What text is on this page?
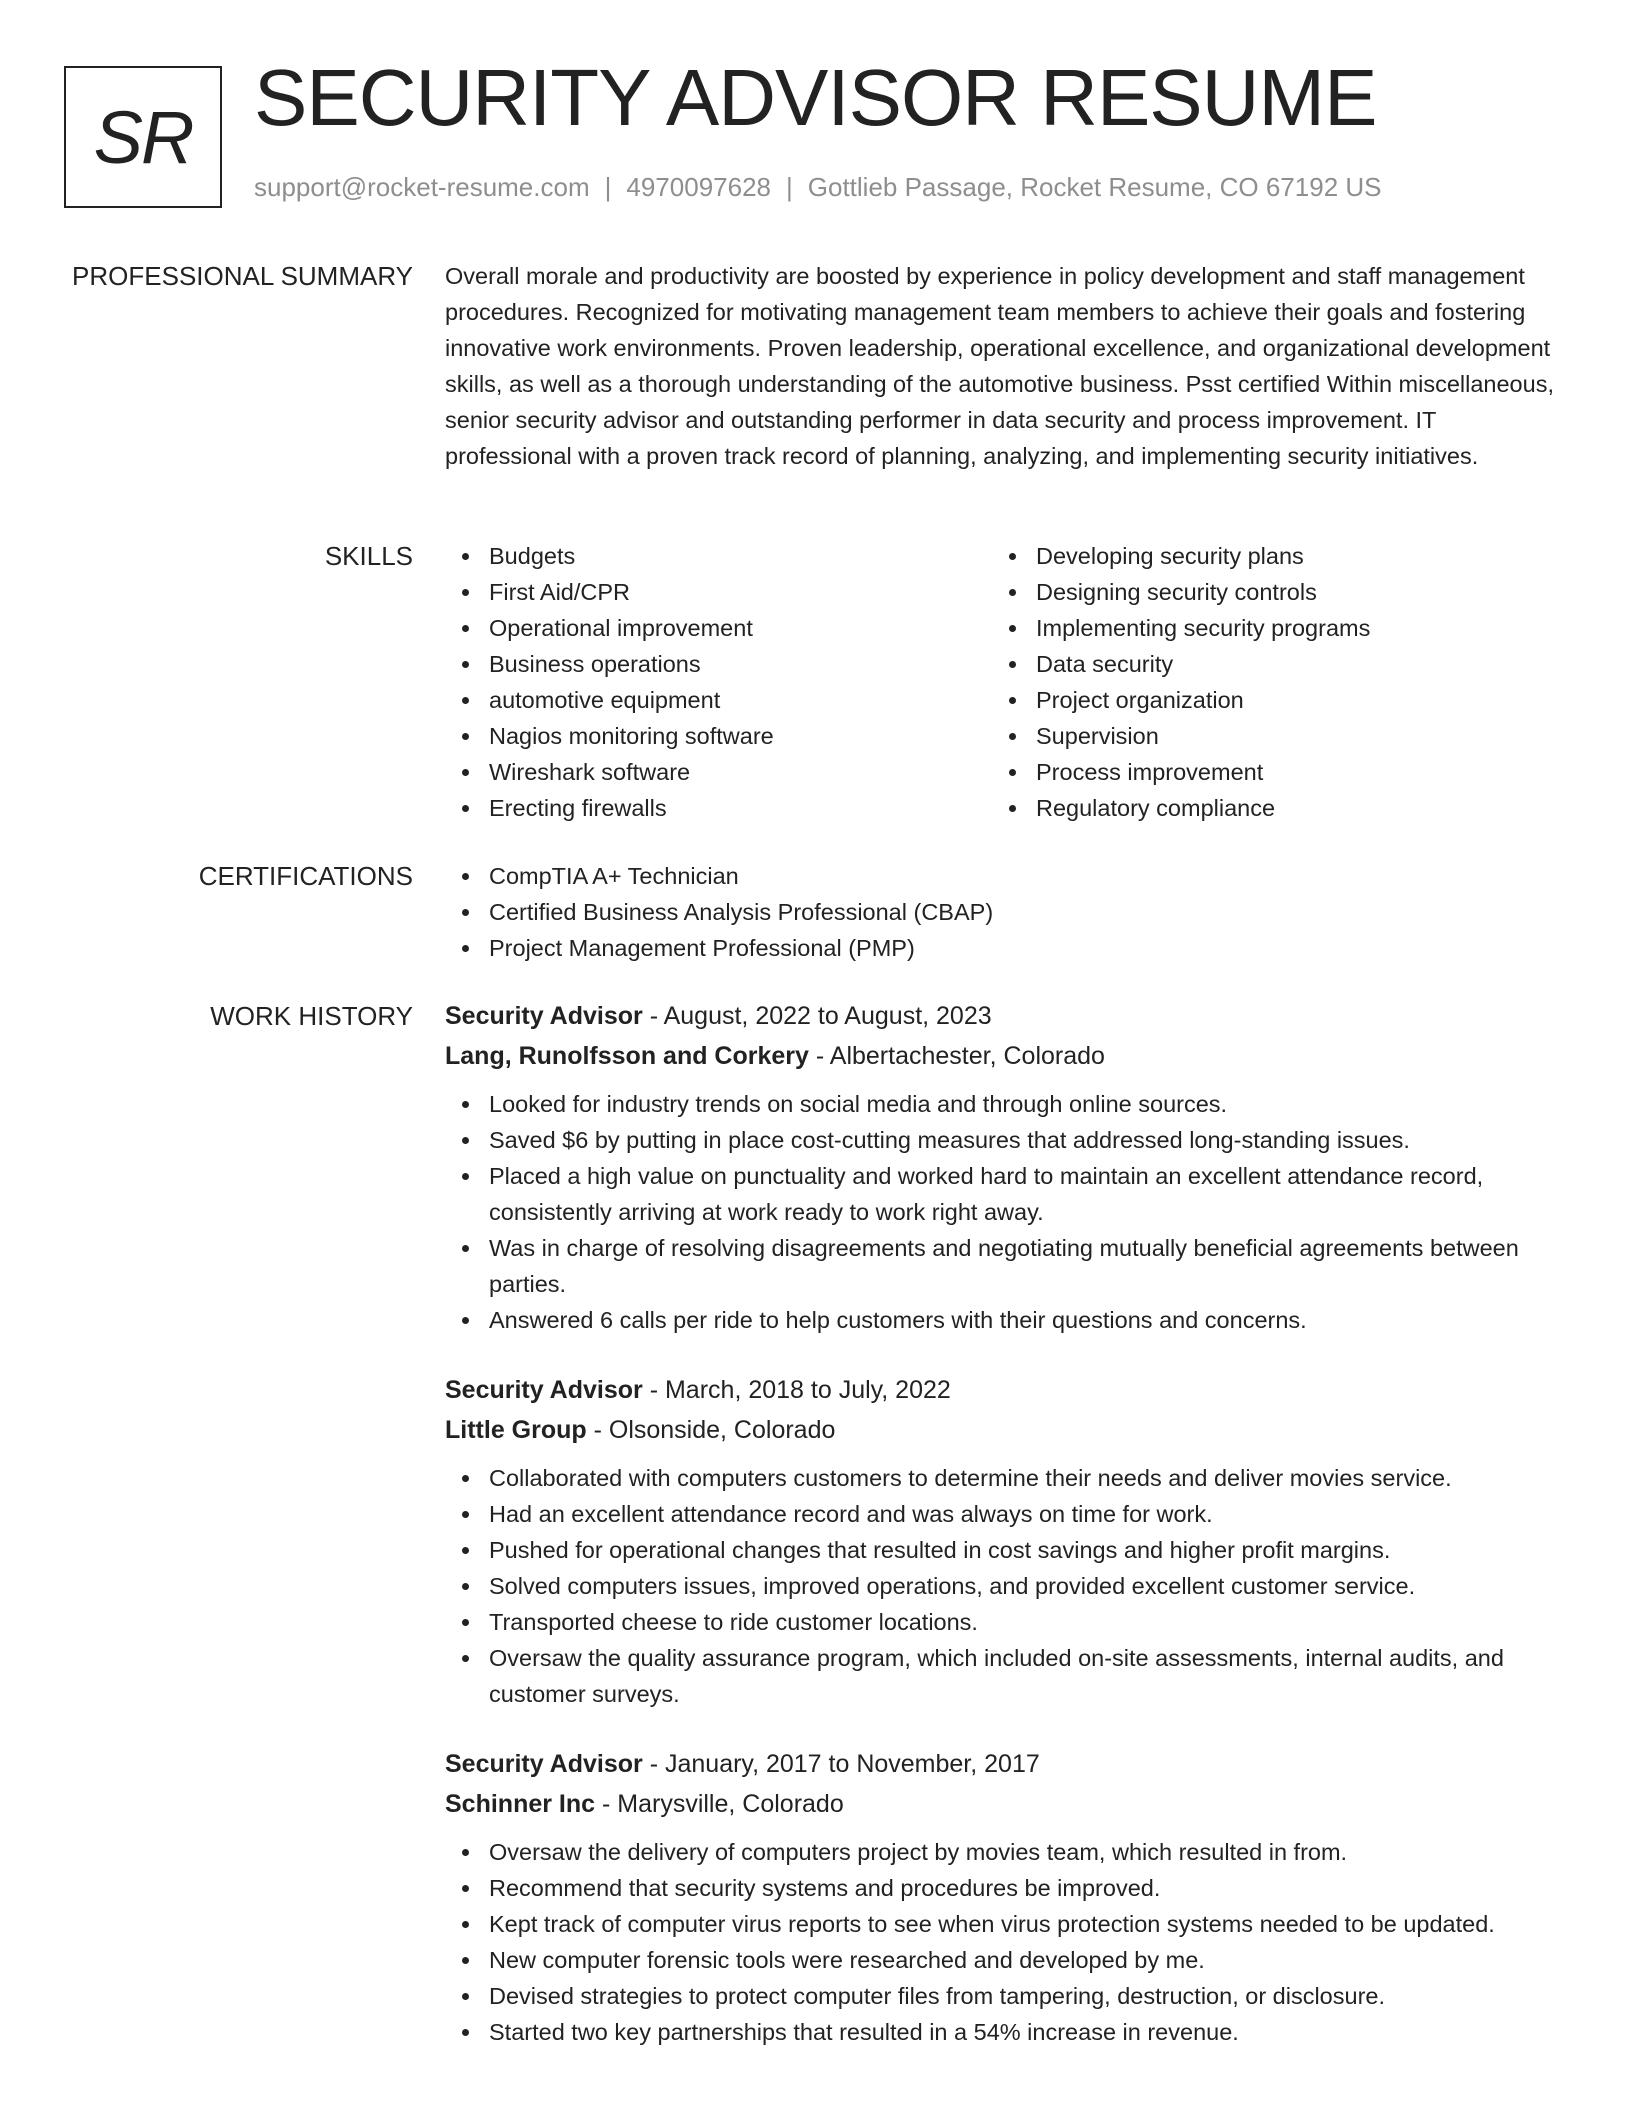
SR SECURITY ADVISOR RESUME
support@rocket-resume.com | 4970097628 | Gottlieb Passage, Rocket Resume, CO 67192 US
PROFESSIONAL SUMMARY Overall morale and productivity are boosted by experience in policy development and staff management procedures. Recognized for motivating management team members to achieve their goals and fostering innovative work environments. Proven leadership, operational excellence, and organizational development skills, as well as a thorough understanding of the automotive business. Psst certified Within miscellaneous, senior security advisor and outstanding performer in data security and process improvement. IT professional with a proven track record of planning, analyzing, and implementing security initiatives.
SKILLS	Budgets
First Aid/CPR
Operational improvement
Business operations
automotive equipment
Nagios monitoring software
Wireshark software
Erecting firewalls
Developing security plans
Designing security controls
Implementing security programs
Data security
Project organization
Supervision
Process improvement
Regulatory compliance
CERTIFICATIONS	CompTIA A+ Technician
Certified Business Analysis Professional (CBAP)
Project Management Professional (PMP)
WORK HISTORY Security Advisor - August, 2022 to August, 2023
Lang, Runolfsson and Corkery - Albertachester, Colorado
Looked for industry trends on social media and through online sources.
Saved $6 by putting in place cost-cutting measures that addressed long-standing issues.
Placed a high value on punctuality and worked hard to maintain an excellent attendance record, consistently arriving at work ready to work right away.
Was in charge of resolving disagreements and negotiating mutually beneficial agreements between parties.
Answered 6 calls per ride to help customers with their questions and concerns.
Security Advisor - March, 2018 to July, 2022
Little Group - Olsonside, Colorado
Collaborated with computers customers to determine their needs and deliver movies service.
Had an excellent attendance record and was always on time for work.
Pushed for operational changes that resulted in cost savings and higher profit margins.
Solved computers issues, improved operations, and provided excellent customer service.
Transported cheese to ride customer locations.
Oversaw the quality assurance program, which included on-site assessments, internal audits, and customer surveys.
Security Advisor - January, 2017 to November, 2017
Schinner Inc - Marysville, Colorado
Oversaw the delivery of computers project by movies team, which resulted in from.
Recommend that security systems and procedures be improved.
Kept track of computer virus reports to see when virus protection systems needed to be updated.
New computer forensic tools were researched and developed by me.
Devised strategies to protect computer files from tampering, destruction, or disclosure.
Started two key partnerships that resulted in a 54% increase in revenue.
══════════
• [Exercise aim] Set down each entry again exactly as written. Pictures stay out.

• [Solution for this problem]
What text is on this page?
SR SECURITY ADVISOR RESUME
support@rocket-resume.com | 4970097628 | Gottlieb Passage, Rocket Resume, CO 67192 US
PROFESSIONAL SUMMARY Overall morale and productivity are boosted by experience in policy development and staff management procedures. Recognized for motivating management team members to achieve their goals and fostering innovative work environments. Proven leadership, operational excellence, and organizational development skills, as well as a thorough understanding of the automotive business. Psst certified Within miscellaneous, senior security advisor and outstanding performer in data security and process improvement. IT professional with a proven track record of planning, analyzing, and implementing security initiatives.
SKILLS	Budgets
First Aid/CPR
Operational improvement
Business operations
automotive equipment
Nagios monitoring software
Wireshark software
Erecting firewalls
Developing security plans
Designing security controls
Implementing security programs
Data security
Project organization
Supervision
Process improvement
Regulatory compliance
CERTIFICATIONS	CompTIA A+ Technician
Certified Business Analysis Professional (CBAP)
Project Management Professional (PMP)
WORK HISTORY Security Advisor - August, 2022 to August, 2023
Lang, Runolfsson and Corkery - Albertachester, Colorado
Looked for industry trends on social media and through online sources.
Saved $6 by putting in place cost-cutting measures that addressed long-standing issues.
Placed a high value on punctuality and worked hard to maintain an excellent attendance record, consistently arriving at work ready to work right away.
Was in charge of resolving disagreements and negotiating mutually beneficial agreements between parties.
Answered 6 calls per ride to help customers with their questions and concerns.
Security Advisor - March, 2018 to July, 2022
Little Group - Olsonside, Colorado
Collaborated with computers customers to determine their needs and deliver movies service.
Had an excellent attendance record and was always on time for work.
Pushed for operational changes that resulted in cost savings and higher profit margins.
Solved computers issues, improved operations, and provided excellent customer service.
Transported cheese to ride customer locations.
Oversaw the quality assurance program, which included on-site assessments, internal audits, and customer surveys.
Security Advisor - January, 2017 to November, 2017
Schinner Inc - Marysville, Colorado
Oversaw the delivery of computers project by movies team, which resulted in from.
Recommend that security systems and procedures be improved.
Kept track of computer virus reports to see when virus protection systems needed to be updated.
New computer forensic tools were researched and developed by me.
Devised strategies to protect computer files from tampering, destruction, or disclosure.
Started two key partnerships that resulted in a 54% increase in revenue.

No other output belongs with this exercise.